▸ Exercise description: Rename every "series-line" to "data-line" in the lines below, and reproduce the lines with no other changes. Omit the pictures from your answer.

(Element and coordinate lines)
========================
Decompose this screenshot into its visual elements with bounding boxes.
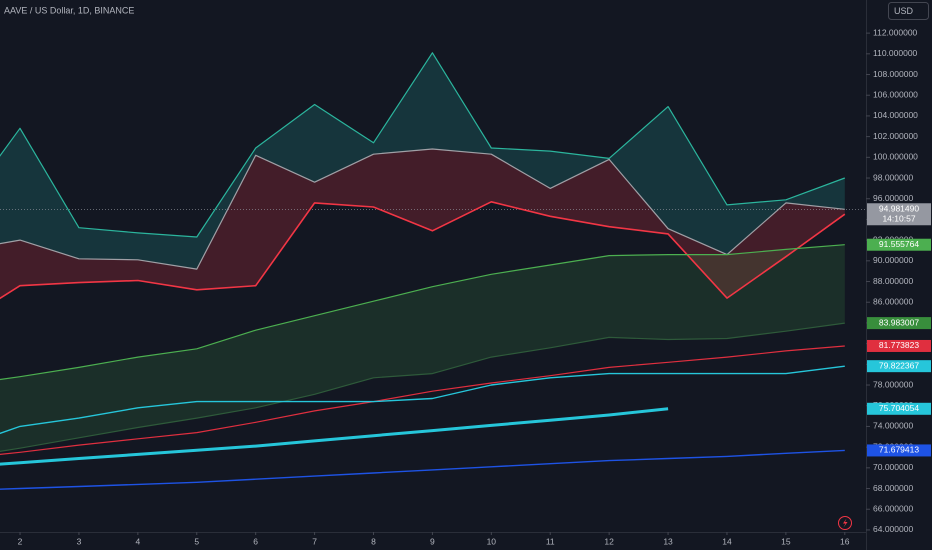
x-tick-label: 13	[663, 536, 673, 546]
currency-box[interactable]	[888, 2, 929, 20]
price-label-box	[867, 203, 931, 226]
x-tick-label: 3	[77, 536, 82, 546]
band-fill	[0, 149, 845, 299]
series-line	[0, 407, 669, 466]
y-tick-label: 104.000000	[873, 110, 918, 120]
price-label: 91.555764	[879, 239, 919, 249]
y-tick-label: 90.000000	[873, 255, 913, 265]
currency[interactable]: USD	[894, 6, 914, 16]
x-tick-label: 2	[18, 536, 23, 546]
x-tick-label: 4	[135, 536, 140, 546]
price-label: 79.822367	[879, 360, 919, 370]
y-tick-label: 110.000000	[873, 48, 918, 58]
x-tick-label: 5	[194, 536, 199, 546]
lightning-icon[interactable]	[838, 516, 852, 530]
countdown: 14:10:57	[882, 214, 915, 224]
series-line	[0, 244, 845, 381]
x-tick-label: 8	[371, 536, 376, 546]
y-tick-label: 68.000000	[873, 483, 913, 493]
series-line	[0, 201, 846, 300]
y-tick-label: 86.000000	[873, 296, 913, 306]
price-label-box	[867, 317, 931, 330]
y-tick-label: 106.000000	[873, 89, 918, 99]
price-label: 83.983007	[879, 317, 919, 327]
x-tick-label: 15	[781, 536, 791, 546]
band-fill	[0, 244, 845, 452]
y-tick-label: 66.000000	[873, 503, 913, 513]
series-line	[0, 345, 845, 456]
x-tick-label: 9	[430, 536, 435, 546]
y-tick-label: 102.000000	[873, 131, 918, 141]
price-label: 81.773823	[879, 340, 919, 350]
price-label-box	[867, 402, 931, 415]
series-line	[0, 148, 845, 270]
price-label-box	[867, 444, 931, 457]
x-tick-label: 11	[546, 536, 555, 546]
price-label-box	[867, 238, 931, 251]
price-label-box	[867, 360, 931, 373]
x-tick-label: 10	[487, 536, 497, 546]
y-tick-label: 108.000000	[873, 69, 918, 79]
y-tick-label: 70.000000	[873, 462, 913, 472]
x-tick-label: 6	[253, 536, 258, 546]
y-tick-label: 74.000000	[873, 421, 913, 431]
chart-title: AAVE / US Dollar, 1D, BINANCE	[4, 5, 134, 15]
plot-area	[0, 52, 866, 490]
series-line	[0, 365, 845, 435]
price-label: 94.981490	[879, 204, 919, 214]
y-tick-label: 96.000000	[873, 193, 913, 203]
price-label: 75.704054	[879, 403, 919, 413]
series-line	[0, 449, 845, 490]
x-tick-label: 14	[722, 536, 732, 546]
x-tick-label: 7	[312, 536, 317, 546]
price-label-box	[867, 339, 931, 352]
x-tick-label: 16	[840, 536, 850, 546]
series-line	[0, 322, 845, 452]
y-tick-label: 88.000000	[873, 276, 913, 286]
series-line	[0, 52, 846, 238]
y-tick-label: 98.000000	[873, 172, 913, 182]
y-tick-label: 64.000000	[873, 524, 913, 534]
price-label: 71.679413	[879, 445, 919, 455]
band-fill	[0, 52, 845, 270]
y-tick-label: 100.000000	[873, 152, 918, 162]
y-tick-label: 78.000000	[873, 379, 913, 389]
y-tick-label: 112.000000	[873, 27, 918, 37]
x-tick-label: 12	[604, 536, 614, 546]
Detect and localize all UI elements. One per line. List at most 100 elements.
========================
▸ The output:
Decompose this screenshot into its visual elements with bounding boxes.
x-tick-label: 13	[663, 536, 673, 546]
currency-box[interactable]	[888, 2, 929, 20]
price-label-box	[867, 203, 931, 226]
x-tick-label: 3	[77, 536, 82, 546]
band-fill	[0, 149, 845, 299]
data-line	[0, 407, 669, 466]
y-tick-label: 104.000000	[873, 110, 918, 120]
price-label: 91.555764	[879, 239, 919, 249]
y-tick-label: 90.000000	[873, 255, 913, 265]
currency[interactable]: USD	[894, 6, 914, 16]
x-tick-label: 2	[18, 536, 23, 546]
x-tick-label: 4	[135, 536, 140, 546]
price-label: 79.822367	[879, 360, 919, 370]
y-tick-label: 110.000000	[873, 48, 918, 58]
x-tick-label: 5	[194, 536, 199, 546]
lightning-icon[interactable]	[838, 516, 852, 530]
countdown: 14:10:57	[882, 214, 915, 224]
data-line	[0, 244, 845, 381]
x-tick-label: 8	[371, 536, 376, 546]
y-tick-label: 68.000000	[873, 483, 913, 493]
data-line	[0, 201, 846, 300]
y-tick-label: 86.000000	[873, 296, 913, 306]
price-label-box	[867, 317, 931, 330]
y-tick-label: 106.000000	[873, 89, 918, 99]
price-label: 83.983007	[879, 317, 919, 327]
x-tick-label: 15	[781, 536, 791, 546]
band-fill	[0, 244, 845, 452]
y-tick-label: 66.000000	[873, 503, 913, 513]
data-line	[0, 345, 845, 456]
x-tick-label: 9	[430, 536, 435, 546]
y-tick-label: 102.000000	[873, 131, 918, 141]
price-label: 81.773823	[879, 340, 919, 350]
price-label-box	[867, 402, 931, 415]
data-line	[0, 148, 845, 270]
price-label-box	[867, 444, 931, 457]
x-tick-label: 11	[546, 536, 555, 546]
price-label-box	[867, 238, 931, 251]
price-label-box	[867, 360, 931, 373]
x-tick-label: 10	[487, 536, 497, 546]
y-tick-label: 108.000000	[873, 69, 918, 79]
y-tick-label: 70.000000	[873, 462, 913, 472]
x-tick-label: 6	[253, 536, 258, 546]
y-tick-label: 74.000000	[873, 421, 913, 431]
chart-title: AAVE / US Dollar, 1D, BINANCE	[4, 5, 134, 15]
plot-area	[0, 52, 866, 490]
data-line	[0, 365, 845, 435]
price-label: 94.981490	[879, 204, 919, 214]
y-tick-label: 96.000000	[873, 193, 913, 203]
price-label: 75.704054	[879, 403, 919, 413]
data-line	[0, 449, 845, 490]
x-tick-label: 14	[722, 536, 732, 546]
x-tick-label: 7	[312, 536, 317, 546]
price-label-box	[867, 339, 931, 352]
x-tick-label: 16	[840, 536, 850, 546]
data-line	[0, 322, 845, 452]
y-tick-label: 88.000000	[873, 276, 913, 286]
data-line	[0, 52, 846, 238]
y-tick-label: 98.000000	[873, 172, 913, 182]
y-tick-label: 64.000000	[873, 524, 913, 534]
price-label: 71.679413	[879, 445, 919, 455]
band-fill	[0, 52, 845, 270]
y-tick-label: 100.000000	[873, 152, 918, 162]
y-tick-label: 78.000000	[873, 379, 913, 389]
y-tick-label: 112.000000	[873, 27, 918, 37]
x-tick-label: 12	[604, 536, 614, 546]
Detect and localize all UI elements. One per line. List at most 100 elements.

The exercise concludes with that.